--- PROBLEM DESCRIPTION ---
Would you retype every record below exactly as written?

═══ GIVEN RECORDS

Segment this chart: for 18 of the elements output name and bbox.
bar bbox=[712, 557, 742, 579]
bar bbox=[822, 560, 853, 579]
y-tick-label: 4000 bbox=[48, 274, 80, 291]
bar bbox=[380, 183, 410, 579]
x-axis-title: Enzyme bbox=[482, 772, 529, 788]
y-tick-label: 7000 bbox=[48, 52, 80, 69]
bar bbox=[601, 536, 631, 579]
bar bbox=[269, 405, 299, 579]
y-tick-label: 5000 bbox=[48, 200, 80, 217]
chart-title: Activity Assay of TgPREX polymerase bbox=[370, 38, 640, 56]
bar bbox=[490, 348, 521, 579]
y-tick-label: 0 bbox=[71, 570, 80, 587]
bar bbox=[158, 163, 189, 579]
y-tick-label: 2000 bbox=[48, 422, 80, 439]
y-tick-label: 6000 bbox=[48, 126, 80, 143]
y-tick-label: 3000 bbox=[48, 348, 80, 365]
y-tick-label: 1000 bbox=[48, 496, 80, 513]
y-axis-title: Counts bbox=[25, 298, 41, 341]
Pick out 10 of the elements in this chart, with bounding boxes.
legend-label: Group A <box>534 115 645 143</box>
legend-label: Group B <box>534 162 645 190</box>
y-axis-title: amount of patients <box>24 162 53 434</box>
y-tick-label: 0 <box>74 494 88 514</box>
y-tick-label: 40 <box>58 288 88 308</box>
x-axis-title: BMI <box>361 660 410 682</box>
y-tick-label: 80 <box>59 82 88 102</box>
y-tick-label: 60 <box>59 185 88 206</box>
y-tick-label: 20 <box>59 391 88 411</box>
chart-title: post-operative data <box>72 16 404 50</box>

══════

--- TASK SOLUTION ---
Segment this chart: for 18 of the elements output name and bbox.
bar bbox=[712, 557, 742, 579]
bar bbox=[822, 560, 853, 579]
y-tick-label: 4000 bbox=[48, 274, 80, 291]
bar bbox=[380, 183, 410, 579]
x-axis-title: Enzyme bbox=[482, 772, 529, 788]
y-tick-label: 7000 bbox=[48, 52, 80, 69]
bar bbox=[601, 536, 631, 579]
bar bbox=[269, 405, 299, 579]
y-tick-label: 5000 bbox=[48, 200, 80, 217]
chart-title: Activity Assay of TgPREX polymerase bbox=[370, 38, 640, 56]
bar bbox=[490, 348, 521, 579]
y-tick-label: 0 bbox=[71, 570, 80, 587]
bar bbox=[158, 163, 189, 579]
y-tick-label: 2000 bbox=[48, 422, 80, 439]
y-tick-label: 6000 bbox=[48, 126, 80, 143]
y-tick-label: 3000 bbox=[48, 348, 80, 365]
y-tick-label: 1000 bbox=[48, 496, 80, 513]
y-axis-title: Counts bbox=[25, 298, 41, 341]
Pick out 10 of the elements in this chart, with bounding boxes.
legend-label: Group A <box>534 115 645 143</box>
legend-label: Group B <box>534 162 645 190</box>
y-axis-title: amount of patients <box>24 162 53 434</box>
y-tick-label: 0 <box>74 494 88 514</box>
y-tick-label: 40 <box>58 288 88 308</box>
x-axis-title: BMI <box>361 660 410 682</box>
y-tick-label: 80 <box>59 82 88 102</box>
y-tick-label: 60 <box>59 185 88 206</box>
y-tick-label: 20 <box>59 391 88 411</box>
chart-title: post-operative data <box>72 16 404 50</box>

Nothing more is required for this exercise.